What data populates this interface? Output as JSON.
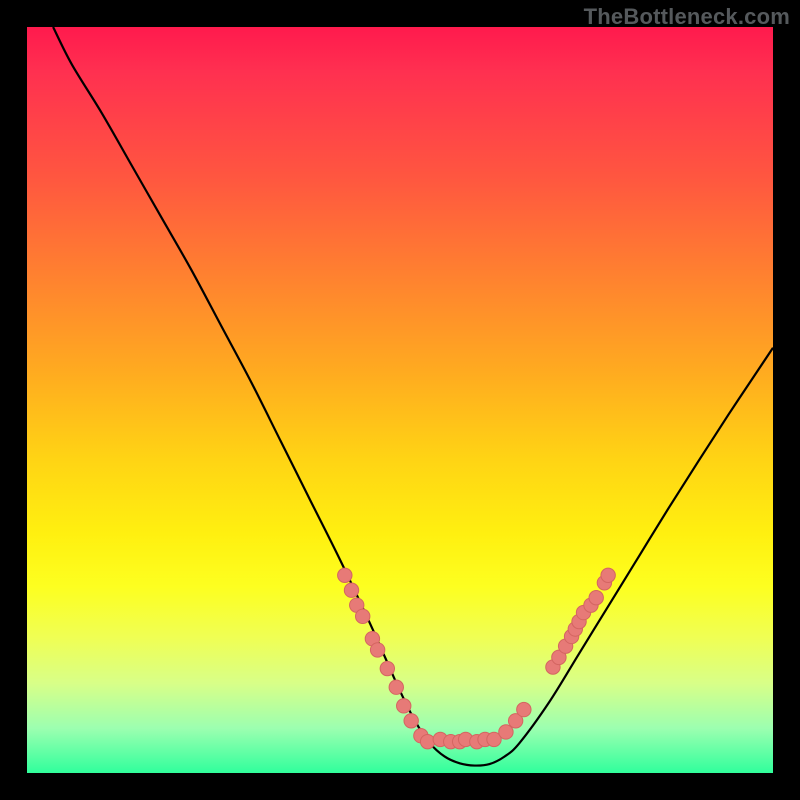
{
  "watermark": "TheBottleneck.com",
  "colors": {
    "curve_stroke": "#000000",
    "marker_fill": "#e77a77",
    "marker_stroke": "#d46561"
  },
  "chart_data": {
    "type": "line",
    "title": "",
    "xlabel": "",
    "ylabel": "",
    "xlim": [
      0,
      100
    ],
    "ylim": [
      0,
      100
    ],
    "curve": {
      "x": [
        3.5,
        6,
        10,
        14,
        18,
        22,
        26,
        30,
        34,
        38,
        42,
        46,
        48,
        50,
        52,
        54,
        56,
        58,
        60,
        62,
        64,
        66,
        70,
        74,
        78,
        82,
        86,
        90,
        94,
        98,
        100
      ],
      "y": [
        100,
        95,
        88.5,
        81.5,
        74.5,
        67.5,
        60,
        52.5,
        44.5,
        36.5,
        28.5,
        20,
        15.5,
        11,
        7,
        4,
        2.2,
        1.3,
        1.0,
        1.2,
        2.2,
        4,
        9.5,
        16,
        22.5,
        29,
        35.5,
        41.8,
        48,
        54,
        57
      ]
    },
    "markers": [
      {
        "x": 42.6,
        "y": 26.5
      },
      {
        "x": 43.5,
        "y": 24.5
      },
      {
        "x": 44.2,
        "y": 22.5
      },
      {
        "x": 45.0,
        "y": 21.0
      },
      {
        "x": 46.3,
        "y": 18.0
      },
      {
        "x": 47.0,
        "y": 16.5
      },
      {
        "x": 48.3,
        "y": 14.0
      },
      {
        "x": 49.5,
        "y": 11.5
      },
      {
        "x": 50.5,
        "y": 9.0
      },
      {
        "x": 51.5,
        "y": 7.0
      },
      {
        "x": 52.8,
        "y": 5.0
      },
      {
        "x": 53.7,
        "y": 4.2
      },
      {
        "x": 55.4,
        "y": 4.5
      },
      {
        "x": 56.8,
        "y": 4.2
      },
      {
        "x": 58.0,
        "y": 4.2
      },
      {
        "x": 58.8,
        "y": 4.5
      },
      {
        "x": 60.3,
        "y": 4.2
      },
      {
        "x": 61.4,
        "y": 4.5
      },
      {
        "x": 62.6,
        "y": 4.5
      },
      {
        "x": 64.2,
        "y": 5.5
      },
      {
        "x": 65.5,
        "y": 7.0
      },
      {
        "x": 66.6,
        "y": 8.5
      },
      {
        "x": 70.5,
        "y": 14.2
      },
      {
        "x": 71.3,
        "y": 15.5
      },
      {
        "x": 72.2,
        "y": 17.0
      },
      {
        "x": 73.0,
        "y": 18.3
      },
      {
        "x": 73.5,
        "y": 19.3
      },
      {
        "x": 74.0,
        "y": 20.3
      },
      {
        "x": 74.6,
        "y": 21.5
      },
      {
        "x": 75.6,
        "y": 22.5
      },
      {
        "x": 76.3,
        "y": 23.5
      },
      {
        "x": 77.4,
        "y": 25.5
      },
      {
        "x": 77.9,
        "y": 26.5
      }
    ]
  }
}
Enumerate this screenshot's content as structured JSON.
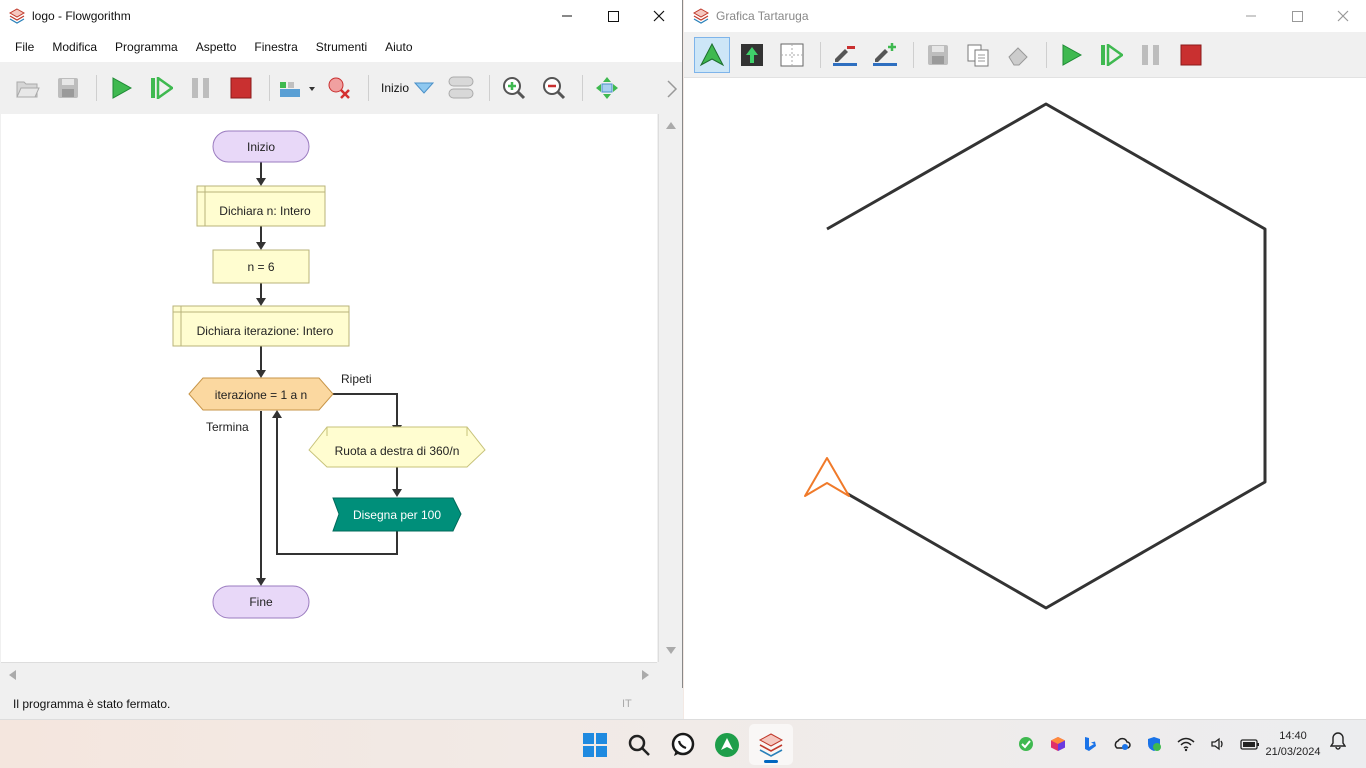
{
  "flowgorithm": {
    "title": "logo - Flowgorithm",
    "menu": [
      "File",
      "Modifica",
      "Programma",
      "Aspetto",
      "Finestra",
      "Strumenti",
      "Aiuto"
    ],
    "toolbar": {
      "zoom_mode_label": "Inizio"
    },
    "flowchart": {
      "start": "Inizio",
      "declare_n": "Dichiara n: Intero",
      "assign_n": "n = 6",
      "declare_iter": "Dichiara iterazione: Intero",
      "for_loop": "iterazione = 1 a n",
      "loop_label": "Ripeti",
      "exit_label": "Termina",
      "turn_right": "Ruota a destra di 360/n",
      "draw_forward": "Disegna per 100",
      "end": "Fine"
    },
    "status": {
      "message": "Il programma è stato fermato.",
      "language": "IT"
    }
  },
  "turtle": {
    "title": "Grafica Tartaruga",
    "line_color": "#333333",
    "turtle_color": "#f07a2a"
  },
  "taskbar": {
    "apps": [
      "windows-start",
      "search",
      "whatsapp",
      "app-green",
      "flowgorithm"
    ],
    "clock": {
      "time": "14:40",
      "date": "21/03/2024"
    }
  },
  "colors": {
    "terminal": "#e8d8f8",
    "process": "#fffdd0",
    "loop": "#fbd8a0",
    "output": "#008f7a"
  }
}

▬▬▬

» STATED PROBLEM:
Every record must be copied exactly, with the pictures left out.

» COMPLETED TASK:
What data populates this interface? Output as JSON.
{
  "watermark": "TheBottleneck.com",
  "colors": {
    "curve_stroke": "#000000",
    "marker_fill": "#e77a77",
    "marker_stroke": "#d46561"
  },
  "chart_data": {
    "type": "line",
    "title": "",
    "xlabel": "",
    "ylabel": "",
    "xlim": [
      0,
      100
    ],
    "ylim": [
      0,
      100
    ],
    "curve": {
      "x": [
        3.5,
        6,
        10,
        14,
        18,
        22,
        26,
        30,
        34,
        38,
        42,
        46,
        48,
        50,
        52,
        54,
        56,
        58,
        60,
        62,
        64,
        66,
        70,
        74,
        78,
        82,
        86,
        90,
        94,
        98,
        100
      ],
      "y": [
        100,
        95,
        88.5,
        81.5,
        74.5,
        67.5,
        60,
        52.5,
        44.5,
        36.5,
        28.5,
        20,
        15.5,
        11,
        7,
        4,
        2.2,
        1.3,
        1.0,
        1.2,
        2.2,
        4,
        9.5,
        16,
        22.5,
        29,
        35.5,
        41.8,
        48,
        54,
        57
      ]
    },
    "markers": [
      {
        "x": 42.6,
        "y": 26.5
      },
      {
        "x": 43.5,
        "y": 24.5
      },
      {
        "x": 44.2,
        "y": 22.5
      },
      {
        "x": 45.0,
        "y": 21.0
      },
      {
        "x": 46.3,
        "y": 18.0
      },
      {
        "x": 47.0,
        "y": 16.5
      },
      {
        "x": 48.3,
        "y": 14.0
      },
      {
        "x": 49.5,
        "y": 11.5
      },
      {
        "x": 50.5,
        "y": 9.0
      },
      {
        "x": 51.5,
        "y": 7.0
      },
      {
        "x": 52.8,
        "y": 5.0
      },
      {
        "x": 53.7,
        "y": 4.2
      },
      {
        "x": 55.4,
        "y": 4.5
      },
      {
        "x": 56.8,
        "y": 4.2
      },
      {
        "x": 58.0,
        "y": 4.2
      },
      {
        "x": 58.8,
        "y": 4.5
      },
      {
        "x": 60.3,
        "y": 4.2
      },
      {
        "x": 61.4,
        "y": 4.5
      },
      {
        "x": 62.6,
        "y": 4.5
      },
      {
        "x": 64.2,
        "y": 5.5
      },
      {
        "x": 65.5,
        "y": 7.0
      },
      {
        "x": 66.6,
        "y": 8.5
      },
      {
        "x": 70.5,
        "y": 14.2
      },
      {
        "x": 71.3,
        "y": 15.5
      },
      {
        "x": 72.2,
        "y": 17.0
      },
      {
        "x": 73.0,
        "y": 18.3
      },
      {
        "x": 73.5,
        "y": 19.3
      },
      {
        "x": 74.0,
        "y": 20.3
      },
      {
        "x": 74.6,
        "y": 21.5
      },
      {
        "x": 75.6,
        "y": 22.5
      },
      {
        "x": 76.3,
        "y": 23.5
      },
      {
        "x": 77.4,
        "y": 25.5
      },
      {
        "x": 77.9,
        "y": 26.5
      }
    ]
  }
}
Enumerate this screenshot's content as structured JSON.
{
  "flowgorithm": {
    "title": "logo - Flowgorithm",
    "menu": [
      "File",
      "Modifica",
      "Programma",
      "Aspetto",
      "Finestra",
      "Strumenti",
      "Aiuto"
    ],
    "toolbar": {
      "zoom_mode_label": "Inizio"
    },
    "flowchart": {
      "start": "Inizio",
      "declare_n": "Dichiara n: Intero",
      "assign_n": "n = 6",
      "declare_iter": "Dichiara iterazione: Intero",
      "for_loop": "iterazione = 1 a n",
      "loop_label": "Ripeti",
      "exit_label": "Termina",
      "turn_right": "Ruota a destra di 360/n",
      "draw_forward": "Disegna per 100",
      "end": "Fine"
    },
    "status": {
      "message": "Il programma è stato fermato.",
      "language": "IT"
    }
  },
  "turtle": {
    "title": "Grafica Tartaruga",
    "line_color": "#333333",
    "turtle_color": "#f07a2a"
  },
  "taskbar": {
    "apps": [
      "windows-start",
      "search",
      "whatsapp",
      "app-green",
      "flowgorithm"
    ],
    "clock": {
      "time": "14:40",
      "date": "21/03/2024"
    }
  },
  "colors": {
    "terminal": "#e8d8f8",
    "process": "#fffdd0",
    "loop": "#fbd8a0",
    "output": "#008f7a"
  }
}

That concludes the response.